Instructions to follow:
From the listing below, copy every line with the word "前公司名称".

Supplied material:
★ ★ ★
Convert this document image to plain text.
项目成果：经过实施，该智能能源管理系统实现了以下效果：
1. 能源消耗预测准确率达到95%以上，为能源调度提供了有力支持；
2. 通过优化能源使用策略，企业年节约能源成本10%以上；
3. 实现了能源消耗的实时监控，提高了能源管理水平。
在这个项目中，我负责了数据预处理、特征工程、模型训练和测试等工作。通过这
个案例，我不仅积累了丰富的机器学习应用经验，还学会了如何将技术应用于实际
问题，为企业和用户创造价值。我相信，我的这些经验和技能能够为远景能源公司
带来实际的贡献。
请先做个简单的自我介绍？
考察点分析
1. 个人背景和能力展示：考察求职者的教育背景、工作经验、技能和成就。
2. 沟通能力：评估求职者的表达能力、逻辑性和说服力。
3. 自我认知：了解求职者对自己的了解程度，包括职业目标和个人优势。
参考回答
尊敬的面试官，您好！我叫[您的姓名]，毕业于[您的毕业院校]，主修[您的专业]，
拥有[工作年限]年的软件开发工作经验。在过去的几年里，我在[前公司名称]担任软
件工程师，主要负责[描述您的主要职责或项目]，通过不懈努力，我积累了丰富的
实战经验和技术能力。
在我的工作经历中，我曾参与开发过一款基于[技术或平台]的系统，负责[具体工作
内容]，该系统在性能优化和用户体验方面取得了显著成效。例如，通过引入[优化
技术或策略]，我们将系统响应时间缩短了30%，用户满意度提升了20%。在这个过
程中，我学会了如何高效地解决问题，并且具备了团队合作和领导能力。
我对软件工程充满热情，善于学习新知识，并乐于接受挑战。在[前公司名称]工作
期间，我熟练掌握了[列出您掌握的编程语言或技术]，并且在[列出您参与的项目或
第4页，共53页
★ ★ ★
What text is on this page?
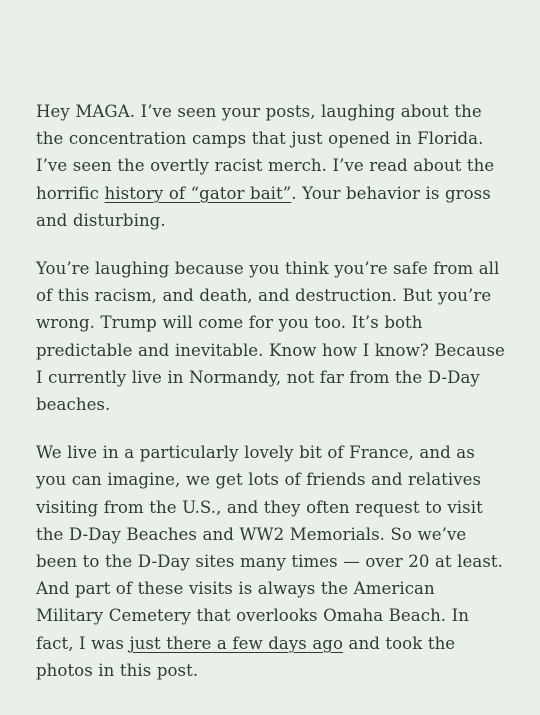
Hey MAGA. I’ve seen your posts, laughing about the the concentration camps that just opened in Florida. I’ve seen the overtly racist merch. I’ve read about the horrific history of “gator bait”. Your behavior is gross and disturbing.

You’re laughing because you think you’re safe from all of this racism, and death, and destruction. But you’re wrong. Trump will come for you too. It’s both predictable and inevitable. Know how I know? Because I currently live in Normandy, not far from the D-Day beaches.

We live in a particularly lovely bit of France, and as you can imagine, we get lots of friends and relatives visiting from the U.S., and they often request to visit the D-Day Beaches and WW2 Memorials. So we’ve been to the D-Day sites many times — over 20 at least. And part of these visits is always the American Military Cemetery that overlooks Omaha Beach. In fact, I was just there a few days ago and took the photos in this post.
★ ★ ★
Output of the exercise:
拥有[工作年限]年的软件开发工作经验。在过去的几年里，我在[前公司名称]担任软
我对软件工程充满热情，善于学习新知识，并乐于接受挑战。在[前公司名称]工作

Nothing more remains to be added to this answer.